**TASK DESCRIPTION:** From the listing below, select every line where the word "Digital" appears.

**INPUT RECORDS:**
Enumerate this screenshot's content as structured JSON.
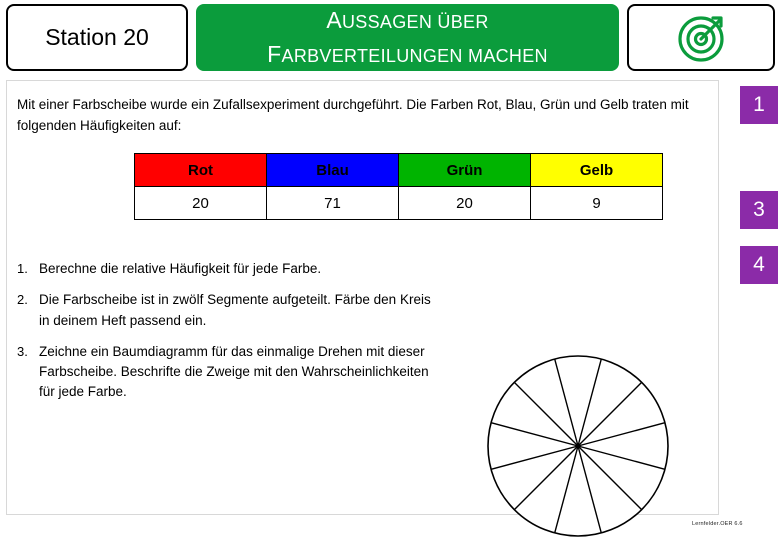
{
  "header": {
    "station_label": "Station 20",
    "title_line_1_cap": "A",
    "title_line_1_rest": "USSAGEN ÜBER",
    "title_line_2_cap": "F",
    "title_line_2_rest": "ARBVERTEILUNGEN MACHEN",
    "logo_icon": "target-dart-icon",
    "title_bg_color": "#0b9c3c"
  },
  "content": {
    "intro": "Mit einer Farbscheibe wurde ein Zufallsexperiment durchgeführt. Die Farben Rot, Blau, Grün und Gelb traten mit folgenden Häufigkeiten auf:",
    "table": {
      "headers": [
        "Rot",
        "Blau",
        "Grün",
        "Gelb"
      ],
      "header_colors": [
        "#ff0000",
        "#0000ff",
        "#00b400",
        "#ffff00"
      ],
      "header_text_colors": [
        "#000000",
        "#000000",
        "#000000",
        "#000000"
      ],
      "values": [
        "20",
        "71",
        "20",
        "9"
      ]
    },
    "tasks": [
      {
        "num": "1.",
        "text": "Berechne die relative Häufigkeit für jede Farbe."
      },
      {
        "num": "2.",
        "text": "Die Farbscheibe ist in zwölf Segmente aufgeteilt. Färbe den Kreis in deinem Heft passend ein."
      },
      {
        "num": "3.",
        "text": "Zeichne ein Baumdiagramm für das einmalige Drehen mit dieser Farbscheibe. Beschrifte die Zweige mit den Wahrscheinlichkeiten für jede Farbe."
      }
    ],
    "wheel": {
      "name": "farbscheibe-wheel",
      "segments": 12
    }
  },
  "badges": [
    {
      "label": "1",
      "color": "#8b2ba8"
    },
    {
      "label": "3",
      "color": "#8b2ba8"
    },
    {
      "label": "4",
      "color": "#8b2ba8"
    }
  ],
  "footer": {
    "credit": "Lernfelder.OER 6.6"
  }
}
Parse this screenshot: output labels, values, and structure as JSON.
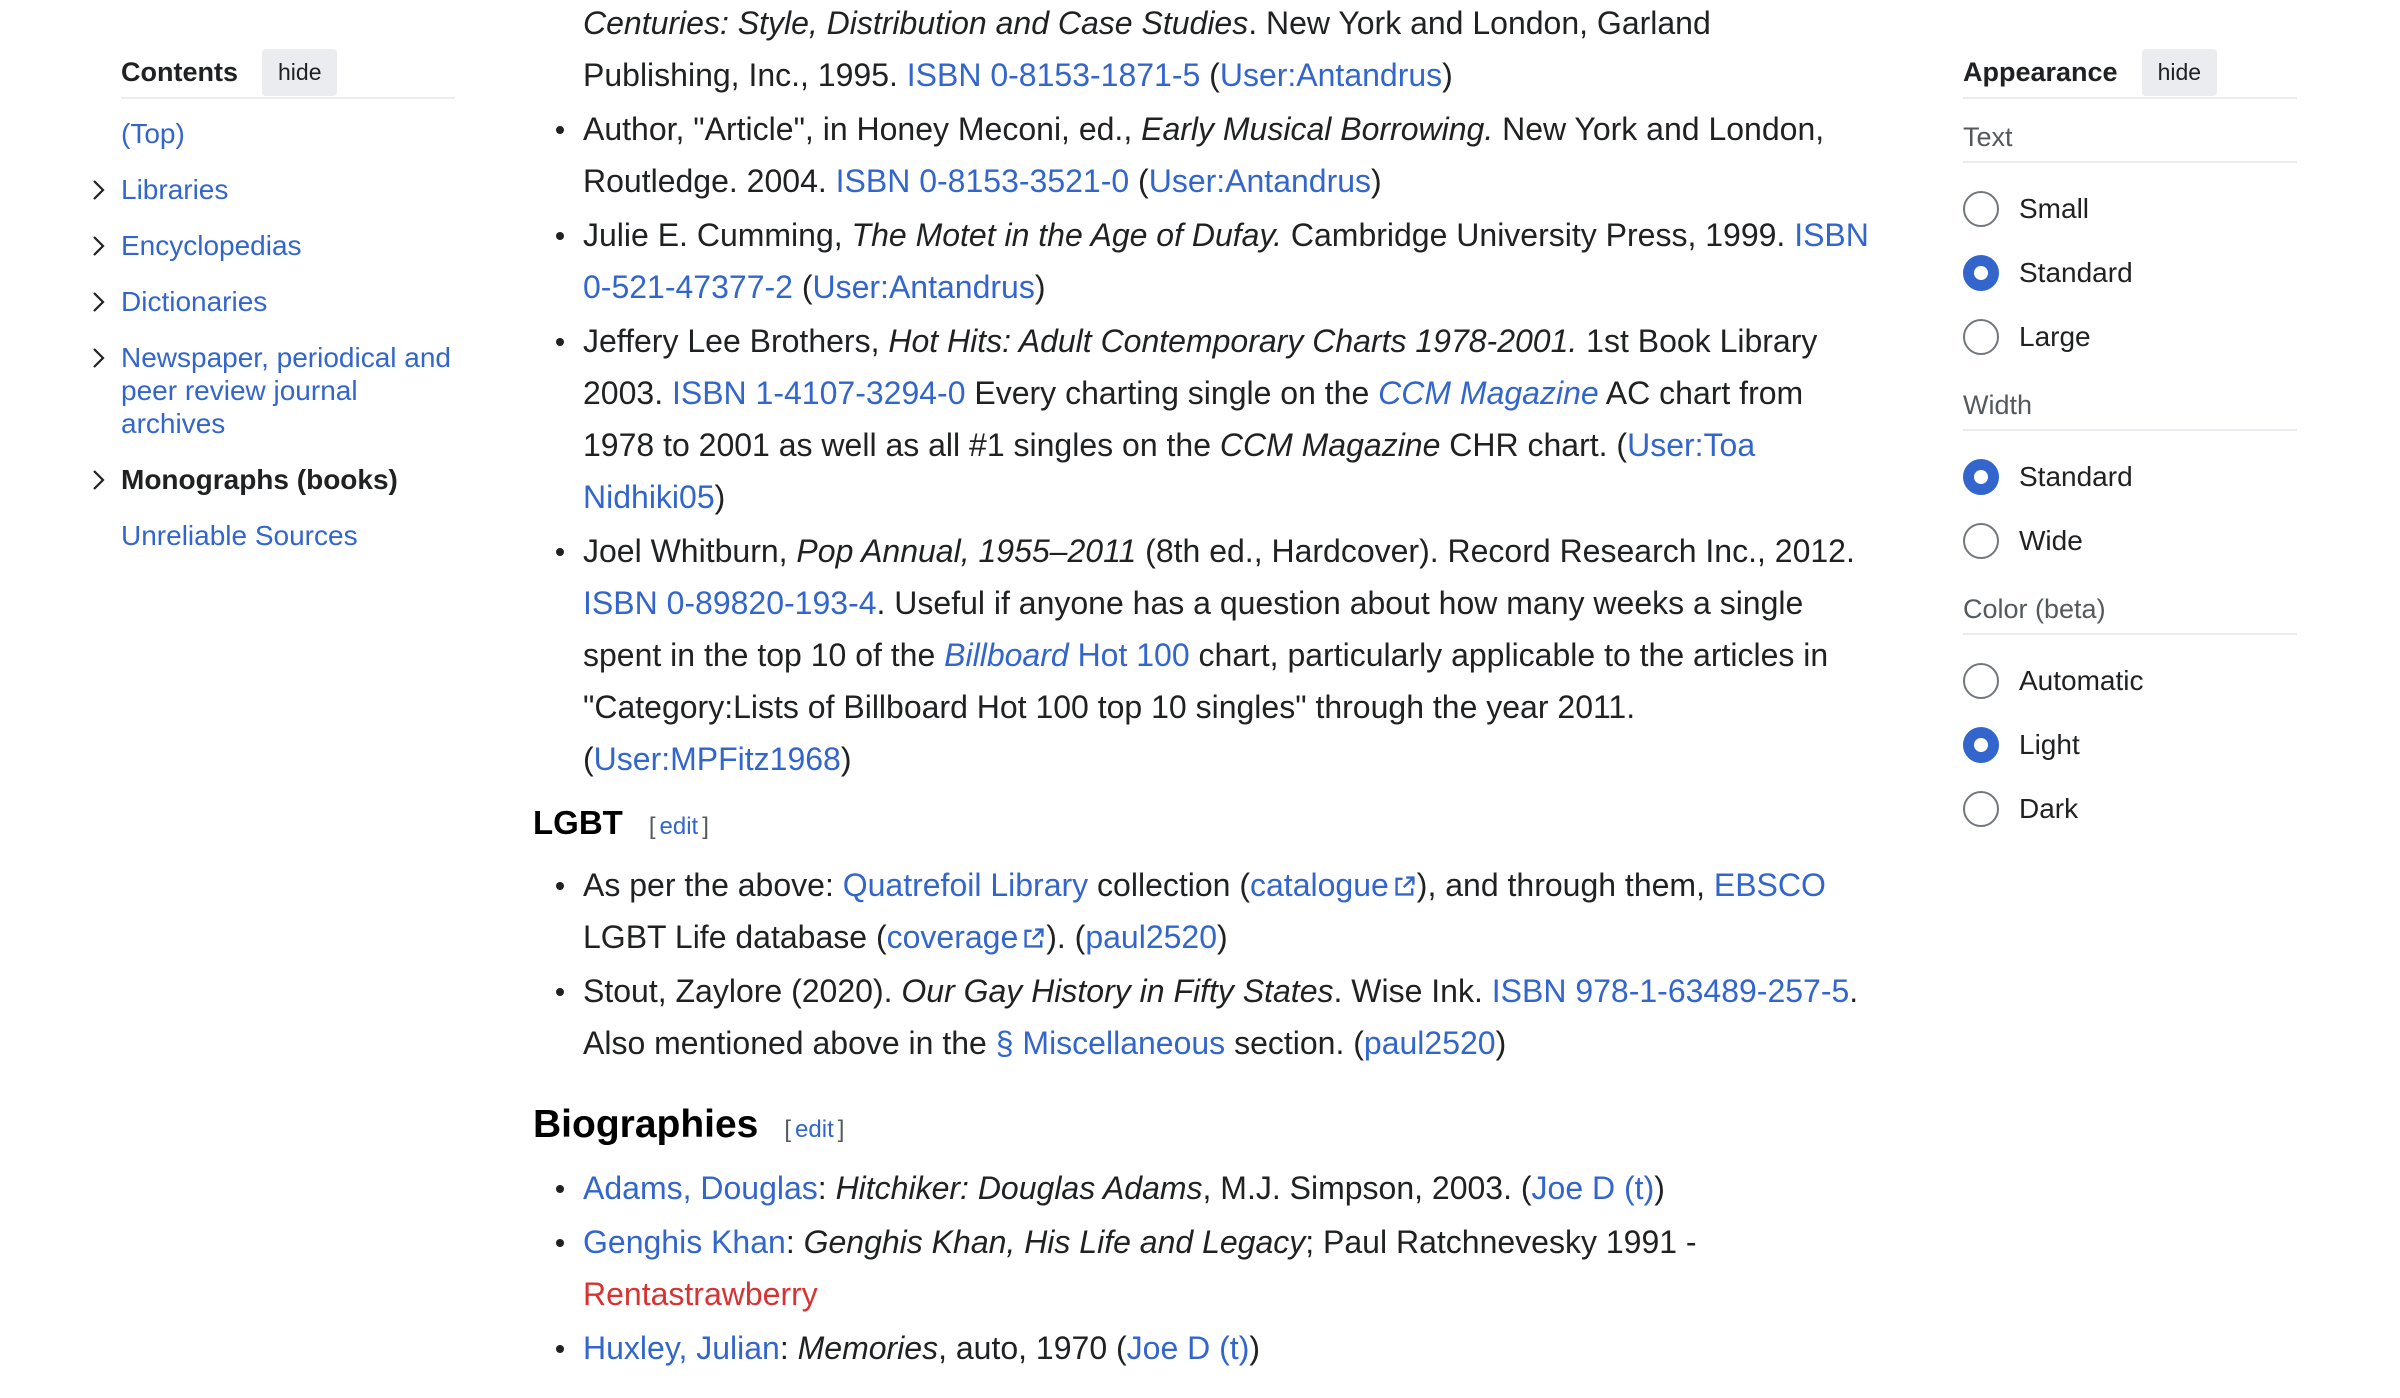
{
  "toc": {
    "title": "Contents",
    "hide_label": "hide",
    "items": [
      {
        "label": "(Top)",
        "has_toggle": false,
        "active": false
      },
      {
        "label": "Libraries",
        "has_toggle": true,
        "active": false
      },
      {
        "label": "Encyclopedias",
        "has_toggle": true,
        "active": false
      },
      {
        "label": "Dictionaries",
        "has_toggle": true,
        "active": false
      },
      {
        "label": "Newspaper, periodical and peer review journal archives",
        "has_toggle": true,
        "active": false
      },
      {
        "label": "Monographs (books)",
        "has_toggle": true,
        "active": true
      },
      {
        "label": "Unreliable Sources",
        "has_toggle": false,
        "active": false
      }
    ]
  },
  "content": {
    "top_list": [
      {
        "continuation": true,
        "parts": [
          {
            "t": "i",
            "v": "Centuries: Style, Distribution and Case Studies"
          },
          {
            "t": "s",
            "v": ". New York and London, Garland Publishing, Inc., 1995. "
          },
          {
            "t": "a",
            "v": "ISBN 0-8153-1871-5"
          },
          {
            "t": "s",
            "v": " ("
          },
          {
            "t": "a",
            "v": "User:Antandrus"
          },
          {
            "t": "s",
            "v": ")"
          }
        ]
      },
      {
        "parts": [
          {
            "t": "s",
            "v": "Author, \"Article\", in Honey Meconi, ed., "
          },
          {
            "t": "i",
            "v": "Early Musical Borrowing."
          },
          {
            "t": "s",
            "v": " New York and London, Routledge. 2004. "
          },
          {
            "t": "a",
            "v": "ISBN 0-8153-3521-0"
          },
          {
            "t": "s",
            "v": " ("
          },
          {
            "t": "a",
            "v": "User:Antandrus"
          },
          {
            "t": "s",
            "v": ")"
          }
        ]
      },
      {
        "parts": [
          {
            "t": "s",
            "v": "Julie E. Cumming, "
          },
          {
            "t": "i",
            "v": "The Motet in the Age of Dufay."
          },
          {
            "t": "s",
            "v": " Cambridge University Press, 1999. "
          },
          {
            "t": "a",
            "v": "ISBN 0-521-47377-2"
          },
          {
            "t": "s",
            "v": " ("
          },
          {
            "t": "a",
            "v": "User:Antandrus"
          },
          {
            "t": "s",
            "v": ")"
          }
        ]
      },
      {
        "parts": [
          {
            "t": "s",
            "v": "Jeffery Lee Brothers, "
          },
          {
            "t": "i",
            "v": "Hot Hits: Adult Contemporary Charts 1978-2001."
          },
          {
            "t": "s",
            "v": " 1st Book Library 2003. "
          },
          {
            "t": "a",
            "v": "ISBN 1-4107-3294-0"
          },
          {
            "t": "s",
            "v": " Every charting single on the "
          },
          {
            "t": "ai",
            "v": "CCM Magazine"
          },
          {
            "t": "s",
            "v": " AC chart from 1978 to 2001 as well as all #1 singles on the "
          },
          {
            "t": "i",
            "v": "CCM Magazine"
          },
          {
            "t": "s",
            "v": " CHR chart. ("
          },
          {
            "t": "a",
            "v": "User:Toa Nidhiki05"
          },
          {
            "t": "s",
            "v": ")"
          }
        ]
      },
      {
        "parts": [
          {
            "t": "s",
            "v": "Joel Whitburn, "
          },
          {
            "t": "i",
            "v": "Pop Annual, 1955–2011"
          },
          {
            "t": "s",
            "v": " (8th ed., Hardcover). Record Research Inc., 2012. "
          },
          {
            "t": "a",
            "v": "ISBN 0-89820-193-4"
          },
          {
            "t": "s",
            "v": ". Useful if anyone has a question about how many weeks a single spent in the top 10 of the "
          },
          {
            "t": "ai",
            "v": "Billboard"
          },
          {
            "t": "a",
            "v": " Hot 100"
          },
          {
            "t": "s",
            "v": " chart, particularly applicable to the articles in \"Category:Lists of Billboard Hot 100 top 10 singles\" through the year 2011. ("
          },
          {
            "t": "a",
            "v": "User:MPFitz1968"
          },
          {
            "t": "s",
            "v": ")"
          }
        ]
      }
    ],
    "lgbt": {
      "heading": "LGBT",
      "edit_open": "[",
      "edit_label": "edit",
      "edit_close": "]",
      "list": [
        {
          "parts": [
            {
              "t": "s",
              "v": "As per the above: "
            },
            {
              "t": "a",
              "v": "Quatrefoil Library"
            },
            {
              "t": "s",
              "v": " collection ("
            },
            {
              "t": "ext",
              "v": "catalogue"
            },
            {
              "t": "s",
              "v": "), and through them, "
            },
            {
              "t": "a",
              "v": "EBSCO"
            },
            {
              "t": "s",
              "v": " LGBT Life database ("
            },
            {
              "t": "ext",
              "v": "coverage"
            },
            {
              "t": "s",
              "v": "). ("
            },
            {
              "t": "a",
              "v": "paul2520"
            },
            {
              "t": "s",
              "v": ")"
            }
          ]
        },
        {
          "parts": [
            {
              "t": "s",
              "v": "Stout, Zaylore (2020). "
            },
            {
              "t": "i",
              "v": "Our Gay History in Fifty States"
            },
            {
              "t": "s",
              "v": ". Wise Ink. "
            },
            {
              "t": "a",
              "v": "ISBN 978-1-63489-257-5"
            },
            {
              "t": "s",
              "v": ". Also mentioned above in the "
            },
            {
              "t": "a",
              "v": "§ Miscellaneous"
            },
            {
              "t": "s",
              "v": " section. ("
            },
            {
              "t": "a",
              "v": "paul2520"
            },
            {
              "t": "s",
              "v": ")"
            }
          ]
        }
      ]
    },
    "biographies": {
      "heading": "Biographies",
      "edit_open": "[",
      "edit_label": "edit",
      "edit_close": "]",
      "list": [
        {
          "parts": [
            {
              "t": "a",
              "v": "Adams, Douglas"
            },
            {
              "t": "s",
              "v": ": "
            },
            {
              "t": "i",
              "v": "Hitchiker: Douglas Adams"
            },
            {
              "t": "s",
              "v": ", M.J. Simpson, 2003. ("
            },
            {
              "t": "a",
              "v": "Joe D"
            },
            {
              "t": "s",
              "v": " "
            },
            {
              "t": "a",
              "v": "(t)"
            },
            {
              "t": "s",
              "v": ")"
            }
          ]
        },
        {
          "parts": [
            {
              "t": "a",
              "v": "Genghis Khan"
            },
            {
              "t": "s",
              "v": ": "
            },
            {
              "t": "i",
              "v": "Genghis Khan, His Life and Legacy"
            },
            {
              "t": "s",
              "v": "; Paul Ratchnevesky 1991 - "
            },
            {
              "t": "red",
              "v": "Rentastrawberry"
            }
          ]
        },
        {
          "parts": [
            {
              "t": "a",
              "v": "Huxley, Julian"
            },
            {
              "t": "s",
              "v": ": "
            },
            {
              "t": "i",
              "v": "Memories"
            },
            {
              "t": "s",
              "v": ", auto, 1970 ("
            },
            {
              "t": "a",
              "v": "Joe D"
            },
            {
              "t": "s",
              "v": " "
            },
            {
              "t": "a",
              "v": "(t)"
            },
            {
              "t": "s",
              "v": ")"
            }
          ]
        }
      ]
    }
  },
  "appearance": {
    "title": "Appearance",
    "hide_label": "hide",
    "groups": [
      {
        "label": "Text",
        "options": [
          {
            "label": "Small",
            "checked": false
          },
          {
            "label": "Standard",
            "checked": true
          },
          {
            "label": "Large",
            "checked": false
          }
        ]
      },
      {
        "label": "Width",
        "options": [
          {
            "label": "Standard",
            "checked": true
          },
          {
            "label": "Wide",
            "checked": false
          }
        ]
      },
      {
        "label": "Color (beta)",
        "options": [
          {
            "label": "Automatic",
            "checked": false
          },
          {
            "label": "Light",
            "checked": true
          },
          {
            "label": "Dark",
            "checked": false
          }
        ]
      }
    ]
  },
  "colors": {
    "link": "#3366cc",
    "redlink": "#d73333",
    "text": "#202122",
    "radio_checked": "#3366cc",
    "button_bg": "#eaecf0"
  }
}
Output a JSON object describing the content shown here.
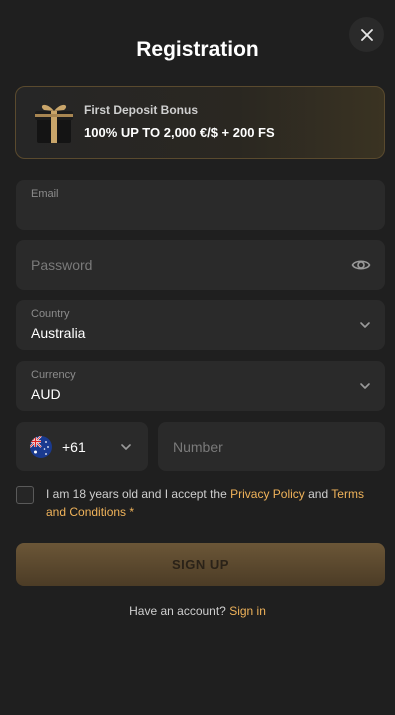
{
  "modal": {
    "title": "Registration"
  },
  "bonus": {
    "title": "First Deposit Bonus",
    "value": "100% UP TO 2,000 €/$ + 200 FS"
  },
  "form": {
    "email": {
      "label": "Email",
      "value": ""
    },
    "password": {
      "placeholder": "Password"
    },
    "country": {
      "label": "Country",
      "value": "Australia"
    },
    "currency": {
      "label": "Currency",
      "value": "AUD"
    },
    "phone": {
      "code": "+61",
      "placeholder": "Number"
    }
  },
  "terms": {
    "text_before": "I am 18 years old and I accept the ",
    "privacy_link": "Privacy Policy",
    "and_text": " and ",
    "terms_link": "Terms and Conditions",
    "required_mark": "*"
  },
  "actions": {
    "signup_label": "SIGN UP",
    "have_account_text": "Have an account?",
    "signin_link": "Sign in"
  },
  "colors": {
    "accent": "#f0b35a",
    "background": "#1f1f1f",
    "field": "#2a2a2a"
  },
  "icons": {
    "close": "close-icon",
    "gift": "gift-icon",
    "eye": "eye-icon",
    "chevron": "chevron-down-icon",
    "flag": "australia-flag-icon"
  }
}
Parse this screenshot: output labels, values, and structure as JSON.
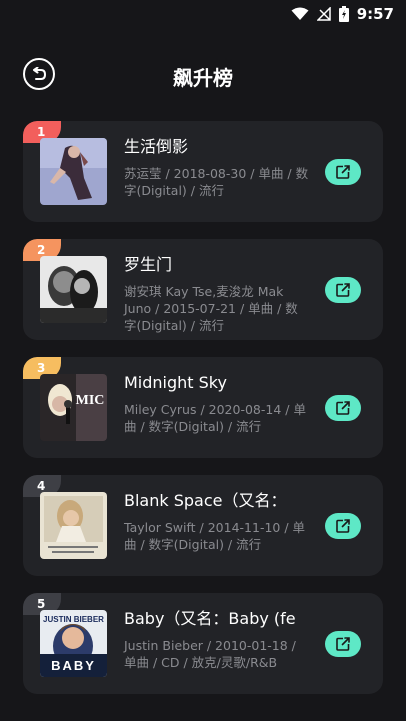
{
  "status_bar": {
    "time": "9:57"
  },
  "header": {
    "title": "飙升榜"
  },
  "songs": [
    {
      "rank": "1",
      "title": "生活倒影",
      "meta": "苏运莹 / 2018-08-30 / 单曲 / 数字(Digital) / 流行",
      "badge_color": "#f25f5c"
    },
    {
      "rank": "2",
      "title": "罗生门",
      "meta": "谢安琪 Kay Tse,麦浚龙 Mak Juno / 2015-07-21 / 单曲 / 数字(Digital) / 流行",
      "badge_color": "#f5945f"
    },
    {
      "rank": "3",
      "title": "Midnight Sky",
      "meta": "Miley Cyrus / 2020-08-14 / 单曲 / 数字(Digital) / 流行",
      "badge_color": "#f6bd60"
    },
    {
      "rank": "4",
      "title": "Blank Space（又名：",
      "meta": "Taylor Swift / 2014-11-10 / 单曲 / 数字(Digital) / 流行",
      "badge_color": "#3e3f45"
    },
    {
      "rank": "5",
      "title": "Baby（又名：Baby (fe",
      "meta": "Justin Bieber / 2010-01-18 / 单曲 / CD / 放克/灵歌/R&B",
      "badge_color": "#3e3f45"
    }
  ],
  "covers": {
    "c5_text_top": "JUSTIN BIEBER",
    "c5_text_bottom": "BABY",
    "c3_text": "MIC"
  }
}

**SOLUTION FOR THIS EXERCISE:**
      "meta": "苏运莹 / 2018-08-30 / 单曲 / 数字(Digital) / 流行",
      "meta": "谢安琪 Kay Tse,麦浚龙 Mak Juno / 2015-07-21 / 单曲 / 数字(Digital) / 流行",
      "meta": "Miley Cyrus / 2020-08-14 / 单曲 / 数字(Digital) / 流行",
      "meta": "Taylor Swift / 2014-11-10 / 单曲 / 数字(Digital) / 流行",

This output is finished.